(Collection entries):
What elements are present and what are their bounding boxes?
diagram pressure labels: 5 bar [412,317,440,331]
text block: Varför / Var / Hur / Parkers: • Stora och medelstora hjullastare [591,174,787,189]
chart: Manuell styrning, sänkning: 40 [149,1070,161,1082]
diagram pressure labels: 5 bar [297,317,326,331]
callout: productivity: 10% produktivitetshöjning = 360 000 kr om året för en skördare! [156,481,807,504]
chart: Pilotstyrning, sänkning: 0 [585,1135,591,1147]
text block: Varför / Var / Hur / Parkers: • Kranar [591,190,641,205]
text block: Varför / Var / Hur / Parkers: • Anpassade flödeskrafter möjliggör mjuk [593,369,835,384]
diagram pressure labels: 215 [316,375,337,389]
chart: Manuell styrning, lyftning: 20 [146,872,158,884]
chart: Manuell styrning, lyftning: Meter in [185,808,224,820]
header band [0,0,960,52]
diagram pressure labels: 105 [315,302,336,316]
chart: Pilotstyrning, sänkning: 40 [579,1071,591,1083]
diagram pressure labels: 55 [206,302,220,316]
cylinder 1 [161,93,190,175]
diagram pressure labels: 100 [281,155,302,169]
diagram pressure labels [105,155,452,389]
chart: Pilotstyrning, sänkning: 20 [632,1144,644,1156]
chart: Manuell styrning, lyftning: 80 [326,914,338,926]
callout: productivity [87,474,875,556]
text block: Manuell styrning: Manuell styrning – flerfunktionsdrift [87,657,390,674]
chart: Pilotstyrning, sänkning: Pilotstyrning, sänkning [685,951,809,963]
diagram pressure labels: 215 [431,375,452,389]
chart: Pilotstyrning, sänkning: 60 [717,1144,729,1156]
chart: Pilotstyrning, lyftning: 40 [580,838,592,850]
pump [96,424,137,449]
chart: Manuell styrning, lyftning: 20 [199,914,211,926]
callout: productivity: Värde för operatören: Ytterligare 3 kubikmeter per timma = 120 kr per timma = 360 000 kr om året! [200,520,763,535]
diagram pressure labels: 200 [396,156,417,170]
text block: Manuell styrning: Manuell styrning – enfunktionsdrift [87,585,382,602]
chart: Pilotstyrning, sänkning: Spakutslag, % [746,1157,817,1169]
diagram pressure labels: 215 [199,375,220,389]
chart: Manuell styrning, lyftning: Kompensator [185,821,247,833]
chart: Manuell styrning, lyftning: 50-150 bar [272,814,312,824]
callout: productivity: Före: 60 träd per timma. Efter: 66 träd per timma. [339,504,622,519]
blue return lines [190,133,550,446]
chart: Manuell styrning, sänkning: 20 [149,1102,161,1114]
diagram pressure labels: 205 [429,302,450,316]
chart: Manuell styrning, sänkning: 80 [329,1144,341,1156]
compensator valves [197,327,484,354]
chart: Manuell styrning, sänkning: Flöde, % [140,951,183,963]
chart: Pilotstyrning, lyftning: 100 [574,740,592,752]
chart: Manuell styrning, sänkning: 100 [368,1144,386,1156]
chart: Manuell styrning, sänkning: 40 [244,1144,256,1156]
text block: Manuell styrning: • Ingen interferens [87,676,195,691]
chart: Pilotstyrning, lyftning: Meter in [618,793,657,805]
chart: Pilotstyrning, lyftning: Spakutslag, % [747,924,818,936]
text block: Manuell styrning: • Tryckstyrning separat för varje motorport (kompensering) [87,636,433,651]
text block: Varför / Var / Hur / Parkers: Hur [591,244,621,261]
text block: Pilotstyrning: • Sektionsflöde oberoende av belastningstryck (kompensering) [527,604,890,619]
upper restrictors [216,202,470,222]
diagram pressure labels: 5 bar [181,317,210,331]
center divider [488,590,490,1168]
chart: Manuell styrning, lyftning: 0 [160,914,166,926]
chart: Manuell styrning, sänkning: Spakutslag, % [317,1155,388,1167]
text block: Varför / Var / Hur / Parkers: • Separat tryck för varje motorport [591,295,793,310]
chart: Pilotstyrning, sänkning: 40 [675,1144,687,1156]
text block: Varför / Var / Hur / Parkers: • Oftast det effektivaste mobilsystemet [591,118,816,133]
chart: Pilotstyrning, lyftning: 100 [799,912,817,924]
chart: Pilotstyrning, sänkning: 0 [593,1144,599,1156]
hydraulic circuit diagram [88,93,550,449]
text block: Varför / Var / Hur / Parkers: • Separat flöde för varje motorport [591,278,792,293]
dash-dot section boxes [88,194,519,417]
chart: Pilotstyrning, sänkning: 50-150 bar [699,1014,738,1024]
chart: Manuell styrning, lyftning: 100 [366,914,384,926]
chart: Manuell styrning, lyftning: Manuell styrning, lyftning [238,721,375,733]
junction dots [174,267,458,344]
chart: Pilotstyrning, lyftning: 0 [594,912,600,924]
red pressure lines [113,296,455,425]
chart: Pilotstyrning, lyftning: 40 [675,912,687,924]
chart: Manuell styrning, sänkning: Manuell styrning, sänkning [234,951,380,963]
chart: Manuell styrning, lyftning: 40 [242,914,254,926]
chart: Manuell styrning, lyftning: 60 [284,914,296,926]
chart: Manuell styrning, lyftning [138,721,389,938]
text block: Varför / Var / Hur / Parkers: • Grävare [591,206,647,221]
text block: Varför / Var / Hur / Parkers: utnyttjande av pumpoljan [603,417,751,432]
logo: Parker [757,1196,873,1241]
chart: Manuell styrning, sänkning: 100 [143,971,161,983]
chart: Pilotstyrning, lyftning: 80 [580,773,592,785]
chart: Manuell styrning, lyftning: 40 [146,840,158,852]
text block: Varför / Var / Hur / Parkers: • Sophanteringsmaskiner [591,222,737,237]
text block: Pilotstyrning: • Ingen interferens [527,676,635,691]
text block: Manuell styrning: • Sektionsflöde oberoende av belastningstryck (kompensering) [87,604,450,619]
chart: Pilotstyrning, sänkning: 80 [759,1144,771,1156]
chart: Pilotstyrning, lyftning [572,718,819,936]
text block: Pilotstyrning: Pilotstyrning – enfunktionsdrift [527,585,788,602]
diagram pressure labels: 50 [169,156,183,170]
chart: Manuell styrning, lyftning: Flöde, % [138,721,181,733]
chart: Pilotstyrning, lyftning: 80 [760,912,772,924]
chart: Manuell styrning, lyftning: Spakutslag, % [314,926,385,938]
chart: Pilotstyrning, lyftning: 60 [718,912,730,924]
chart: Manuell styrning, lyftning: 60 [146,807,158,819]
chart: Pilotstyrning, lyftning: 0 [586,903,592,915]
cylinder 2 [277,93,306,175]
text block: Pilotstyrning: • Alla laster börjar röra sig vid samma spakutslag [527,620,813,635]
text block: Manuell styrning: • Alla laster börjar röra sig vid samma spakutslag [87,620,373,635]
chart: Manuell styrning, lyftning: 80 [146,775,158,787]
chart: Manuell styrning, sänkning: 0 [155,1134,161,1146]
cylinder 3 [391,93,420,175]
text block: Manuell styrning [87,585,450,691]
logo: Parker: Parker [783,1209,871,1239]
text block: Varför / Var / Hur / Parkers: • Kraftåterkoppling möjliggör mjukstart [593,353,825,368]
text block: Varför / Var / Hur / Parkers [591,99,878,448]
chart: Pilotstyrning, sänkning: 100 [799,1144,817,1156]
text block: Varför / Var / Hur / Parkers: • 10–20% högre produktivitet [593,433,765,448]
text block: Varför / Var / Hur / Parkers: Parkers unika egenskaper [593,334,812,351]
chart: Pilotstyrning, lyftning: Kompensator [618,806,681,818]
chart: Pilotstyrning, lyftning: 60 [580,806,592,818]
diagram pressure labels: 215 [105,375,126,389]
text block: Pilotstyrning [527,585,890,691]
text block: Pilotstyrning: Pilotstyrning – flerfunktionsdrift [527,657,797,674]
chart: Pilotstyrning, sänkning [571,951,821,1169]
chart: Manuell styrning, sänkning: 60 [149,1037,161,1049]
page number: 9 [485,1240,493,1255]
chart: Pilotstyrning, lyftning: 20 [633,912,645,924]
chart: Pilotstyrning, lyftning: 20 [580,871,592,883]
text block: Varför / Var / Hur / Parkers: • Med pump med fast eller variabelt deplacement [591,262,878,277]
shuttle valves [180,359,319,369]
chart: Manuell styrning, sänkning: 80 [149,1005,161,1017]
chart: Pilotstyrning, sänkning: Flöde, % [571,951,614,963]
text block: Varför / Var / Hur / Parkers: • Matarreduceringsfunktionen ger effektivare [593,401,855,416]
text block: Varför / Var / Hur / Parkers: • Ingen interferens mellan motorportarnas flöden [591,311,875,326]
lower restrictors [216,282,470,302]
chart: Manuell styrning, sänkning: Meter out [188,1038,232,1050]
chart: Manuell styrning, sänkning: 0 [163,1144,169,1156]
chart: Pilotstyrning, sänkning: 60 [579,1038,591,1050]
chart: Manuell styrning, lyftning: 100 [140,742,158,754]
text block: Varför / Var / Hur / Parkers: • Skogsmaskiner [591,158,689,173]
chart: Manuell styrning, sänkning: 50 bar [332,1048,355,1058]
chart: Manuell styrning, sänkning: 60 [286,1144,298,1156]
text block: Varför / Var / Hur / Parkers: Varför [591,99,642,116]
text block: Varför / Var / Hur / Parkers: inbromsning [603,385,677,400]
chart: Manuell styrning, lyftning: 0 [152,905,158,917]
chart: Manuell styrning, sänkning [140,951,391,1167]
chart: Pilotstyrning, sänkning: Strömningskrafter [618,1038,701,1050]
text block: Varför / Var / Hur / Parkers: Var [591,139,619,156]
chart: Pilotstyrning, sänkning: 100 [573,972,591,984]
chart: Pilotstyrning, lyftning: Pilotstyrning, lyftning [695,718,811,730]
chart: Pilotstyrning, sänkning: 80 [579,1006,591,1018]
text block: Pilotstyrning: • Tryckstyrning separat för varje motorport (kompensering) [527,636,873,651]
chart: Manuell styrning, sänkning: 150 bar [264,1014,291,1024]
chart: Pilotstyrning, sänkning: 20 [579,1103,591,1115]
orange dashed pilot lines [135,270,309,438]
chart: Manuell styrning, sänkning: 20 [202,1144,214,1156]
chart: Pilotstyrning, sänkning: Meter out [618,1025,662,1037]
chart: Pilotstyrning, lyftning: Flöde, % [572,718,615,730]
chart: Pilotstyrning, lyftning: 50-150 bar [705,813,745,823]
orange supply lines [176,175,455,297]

(Stated exercise):
Copy everything from the first line of the entries down to the line containing "diagram pressure labels: 5 bar [297,317,326,331]", with both ends included.

(Solution):
What elements are present and what are their bounding boxes?
diagram pressure labels: 5 bar [412,317,440,331]
text block: Varför / Var / Hur / Parkers: • Stora och medelstora hjullastare [591,174,787,189]
chart: Manuell styrning, sänkning: 40 [149,1070,161,1082]
diagram pressure labels: 5 bar [297,317,326,331]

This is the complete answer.